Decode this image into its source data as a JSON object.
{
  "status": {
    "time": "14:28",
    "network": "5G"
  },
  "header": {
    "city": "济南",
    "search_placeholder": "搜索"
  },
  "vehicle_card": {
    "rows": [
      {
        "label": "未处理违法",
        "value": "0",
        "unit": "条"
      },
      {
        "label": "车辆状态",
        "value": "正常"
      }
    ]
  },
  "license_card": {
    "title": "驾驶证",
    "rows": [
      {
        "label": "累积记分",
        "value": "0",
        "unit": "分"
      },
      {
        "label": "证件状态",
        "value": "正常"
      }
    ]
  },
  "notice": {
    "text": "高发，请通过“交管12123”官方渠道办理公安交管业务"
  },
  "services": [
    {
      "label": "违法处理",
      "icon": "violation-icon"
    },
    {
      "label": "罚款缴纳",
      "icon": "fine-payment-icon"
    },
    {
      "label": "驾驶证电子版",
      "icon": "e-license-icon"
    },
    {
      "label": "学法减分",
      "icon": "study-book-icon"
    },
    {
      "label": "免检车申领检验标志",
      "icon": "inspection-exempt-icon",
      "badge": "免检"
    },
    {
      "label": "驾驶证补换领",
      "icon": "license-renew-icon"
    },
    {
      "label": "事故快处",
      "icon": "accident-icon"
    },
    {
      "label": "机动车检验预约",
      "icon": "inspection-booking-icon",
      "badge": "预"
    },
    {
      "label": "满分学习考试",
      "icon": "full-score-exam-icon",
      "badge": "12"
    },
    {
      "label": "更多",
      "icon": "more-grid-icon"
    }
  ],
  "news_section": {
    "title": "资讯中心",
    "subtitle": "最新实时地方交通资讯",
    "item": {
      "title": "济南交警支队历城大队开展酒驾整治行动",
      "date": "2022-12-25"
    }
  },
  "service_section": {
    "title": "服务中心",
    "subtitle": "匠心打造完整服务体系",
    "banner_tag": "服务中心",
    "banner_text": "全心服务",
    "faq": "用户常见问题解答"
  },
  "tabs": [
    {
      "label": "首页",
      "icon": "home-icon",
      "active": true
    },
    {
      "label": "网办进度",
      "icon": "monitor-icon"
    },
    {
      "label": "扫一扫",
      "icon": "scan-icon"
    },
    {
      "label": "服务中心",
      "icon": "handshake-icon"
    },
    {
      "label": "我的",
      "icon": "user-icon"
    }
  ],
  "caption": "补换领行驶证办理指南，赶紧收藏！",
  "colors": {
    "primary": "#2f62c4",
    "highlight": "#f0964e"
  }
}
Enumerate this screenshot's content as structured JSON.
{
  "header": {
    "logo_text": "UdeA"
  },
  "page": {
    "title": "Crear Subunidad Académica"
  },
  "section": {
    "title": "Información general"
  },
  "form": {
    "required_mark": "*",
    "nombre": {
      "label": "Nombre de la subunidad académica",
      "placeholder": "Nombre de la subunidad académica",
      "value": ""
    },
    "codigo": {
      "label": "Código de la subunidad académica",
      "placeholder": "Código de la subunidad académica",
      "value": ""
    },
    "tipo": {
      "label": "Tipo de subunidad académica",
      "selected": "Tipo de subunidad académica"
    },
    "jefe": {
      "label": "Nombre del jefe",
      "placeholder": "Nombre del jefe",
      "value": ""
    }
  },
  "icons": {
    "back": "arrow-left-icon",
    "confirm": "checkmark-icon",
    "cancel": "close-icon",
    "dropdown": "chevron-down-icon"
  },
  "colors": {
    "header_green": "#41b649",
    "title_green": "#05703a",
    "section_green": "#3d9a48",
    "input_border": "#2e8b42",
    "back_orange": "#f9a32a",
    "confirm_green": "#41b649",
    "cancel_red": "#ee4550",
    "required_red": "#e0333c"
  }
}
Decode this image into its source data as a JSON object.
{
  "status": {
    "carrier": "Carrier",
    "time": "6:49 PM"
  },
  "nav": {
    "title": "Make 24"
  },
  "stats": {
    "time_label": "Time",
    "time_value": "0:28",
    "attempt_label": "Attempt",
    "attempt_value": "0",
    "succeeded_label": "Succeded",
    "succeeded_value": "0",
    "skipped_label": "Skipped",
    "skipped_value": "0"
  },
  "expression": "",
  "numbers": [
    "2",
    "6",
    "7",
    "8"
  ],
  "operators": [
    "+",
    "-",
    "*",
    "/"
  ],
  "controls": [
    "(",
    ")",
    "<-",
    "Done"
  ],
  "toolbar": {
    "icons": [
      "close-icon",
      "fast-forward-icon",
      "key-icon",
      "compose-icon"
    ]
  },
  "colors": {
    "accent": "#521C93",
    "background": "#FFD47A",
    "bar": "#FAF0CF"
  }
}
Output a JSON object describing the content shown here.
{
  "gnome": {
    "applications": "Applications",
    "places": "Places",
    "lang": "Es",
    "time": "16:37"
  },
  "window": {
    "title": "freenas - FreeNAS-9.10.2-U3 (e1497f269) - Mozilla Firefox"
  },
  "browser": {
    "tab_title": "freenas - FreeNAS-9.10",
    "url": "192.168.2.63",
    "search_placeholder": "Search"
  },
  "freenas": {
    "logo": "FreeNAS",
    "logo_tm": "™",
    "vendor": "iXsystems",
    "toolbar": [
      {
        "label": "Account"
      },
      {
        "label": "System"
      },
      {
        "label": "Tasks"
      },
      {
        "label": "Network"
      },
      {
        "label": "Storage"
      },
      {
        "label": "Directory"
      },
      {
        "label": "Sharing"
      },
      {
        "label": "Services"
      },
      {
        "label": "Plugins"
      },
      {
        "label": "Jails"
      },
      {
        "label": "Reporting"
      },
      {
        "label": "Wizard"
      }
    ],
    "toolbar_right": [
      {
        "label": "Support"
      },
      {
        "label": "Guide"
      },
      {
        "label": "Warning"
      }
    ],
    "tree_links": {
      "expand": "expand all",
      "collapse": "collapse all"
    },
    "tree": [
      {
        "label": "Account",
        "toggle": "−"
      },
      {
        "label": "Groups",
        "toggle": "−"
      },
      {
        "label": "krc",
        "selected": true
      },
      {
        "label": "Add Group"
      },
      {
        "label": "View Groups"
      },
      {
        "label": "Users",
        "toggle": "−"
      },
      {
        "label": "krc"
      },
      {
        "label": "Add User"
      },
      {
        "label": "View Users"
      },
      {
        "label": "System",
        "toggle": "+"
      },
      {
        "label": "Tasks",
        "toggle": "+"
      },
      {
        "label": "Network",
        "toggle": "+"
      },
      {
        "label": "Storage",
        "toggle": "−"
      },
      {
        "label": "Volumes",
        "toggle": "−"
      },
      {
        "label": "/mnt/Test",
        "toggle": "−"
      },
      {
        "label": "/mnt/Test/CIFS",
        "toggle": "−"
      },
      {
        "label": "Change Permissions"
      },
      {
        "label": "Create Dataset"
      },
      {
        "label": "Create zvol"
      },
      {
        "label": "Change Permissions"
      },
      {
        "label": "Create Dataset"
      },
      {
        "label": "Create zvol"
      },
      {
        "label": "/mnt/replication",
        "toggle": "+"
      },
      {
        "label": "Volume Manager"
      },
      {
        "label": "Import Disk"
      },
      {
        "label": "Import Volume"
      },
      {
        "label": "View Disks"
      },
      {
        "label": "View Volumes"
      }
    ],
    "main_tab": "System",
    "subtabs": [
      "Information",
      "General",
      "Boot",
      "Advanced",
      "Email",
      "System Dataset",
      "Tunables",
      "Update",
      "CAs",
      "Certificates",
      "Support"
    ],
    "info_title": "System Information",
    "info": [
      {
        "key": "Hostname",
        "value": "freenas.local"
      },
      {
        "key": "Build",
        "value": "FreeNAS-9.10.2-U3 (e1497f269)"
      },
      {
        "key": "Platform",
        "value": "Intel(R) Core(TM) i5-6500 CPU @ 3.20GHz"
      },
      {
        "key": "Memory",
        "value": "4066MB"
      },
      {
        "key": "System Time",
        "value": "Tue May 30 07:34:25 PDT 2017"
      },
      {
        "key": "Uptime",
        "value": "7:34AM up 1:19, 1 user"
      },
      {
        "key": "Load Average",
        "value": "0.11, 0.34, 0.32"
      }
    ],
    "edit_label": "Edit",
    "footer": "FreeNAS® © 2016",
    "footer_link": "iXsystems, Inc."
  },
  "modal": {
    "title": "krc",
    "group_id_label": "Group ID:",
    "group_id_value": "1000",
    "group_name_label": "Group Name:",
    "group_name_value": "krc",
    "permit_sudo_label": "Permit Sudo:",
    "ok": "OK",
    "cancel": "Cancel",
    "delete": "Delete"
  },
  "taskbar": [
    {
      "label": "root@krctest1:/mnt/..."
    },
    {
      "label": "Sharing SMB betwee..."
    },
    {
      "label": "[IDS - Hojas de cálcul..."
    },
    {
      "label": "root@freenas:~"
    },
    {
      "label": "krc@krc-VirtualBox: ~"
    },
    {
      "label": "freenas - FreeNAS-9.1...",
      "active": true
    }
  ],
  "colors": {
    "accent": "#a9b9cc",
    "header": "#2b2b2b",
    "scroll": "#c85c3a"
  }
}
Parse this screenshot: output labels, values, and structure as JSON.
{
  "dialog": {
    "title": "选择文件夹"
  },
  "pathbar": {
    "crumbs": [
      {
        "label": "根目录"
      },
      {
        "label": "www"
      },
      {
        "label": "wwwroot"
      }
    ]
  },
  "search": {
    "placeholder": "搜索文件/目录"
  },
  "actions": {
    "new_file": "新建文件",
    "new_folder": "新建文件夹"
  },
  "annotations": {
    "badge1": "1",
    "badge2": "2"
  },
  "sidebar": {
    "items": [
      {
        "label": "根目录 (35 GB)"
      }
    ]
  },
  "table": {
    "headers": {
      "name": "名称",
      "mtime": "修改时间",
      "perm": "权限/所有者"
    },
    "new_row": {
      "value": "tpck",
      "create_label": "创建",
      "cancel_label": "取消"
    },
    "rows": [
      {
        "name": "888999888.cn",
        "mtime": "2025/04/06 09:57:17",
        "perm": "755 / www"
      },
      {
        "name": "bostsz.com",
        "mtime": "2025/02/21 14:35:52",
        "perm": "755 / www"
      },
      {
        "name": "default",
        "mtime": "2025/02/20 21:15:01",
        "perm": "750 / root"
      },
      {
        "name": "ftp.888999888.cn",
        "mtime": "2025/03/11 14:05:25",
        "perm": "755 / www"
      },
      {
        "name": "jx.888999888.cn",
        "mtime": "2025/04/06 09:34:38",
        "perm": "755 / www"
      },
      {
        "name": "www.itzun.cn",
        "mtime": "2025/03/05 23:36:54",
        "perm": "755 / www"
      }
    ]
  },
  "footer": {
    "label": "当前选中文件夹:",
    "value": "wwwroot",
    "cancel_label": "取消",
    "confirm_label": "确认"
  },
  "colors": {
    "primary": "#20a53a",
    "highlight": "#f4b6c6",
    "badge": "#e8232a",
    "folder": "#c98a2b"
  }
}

****************

### EXERCISE AIM
Find the word "this" in the material, then list each line that holds it.

### TASK RESPONSE
Decode this image into its source data as a JSON object.
Enumerate this screenshot's content as structured JSON.
Decode this image into its source data as a JSON object.
Parse this screenshot: output labels, values, and structure as JSON.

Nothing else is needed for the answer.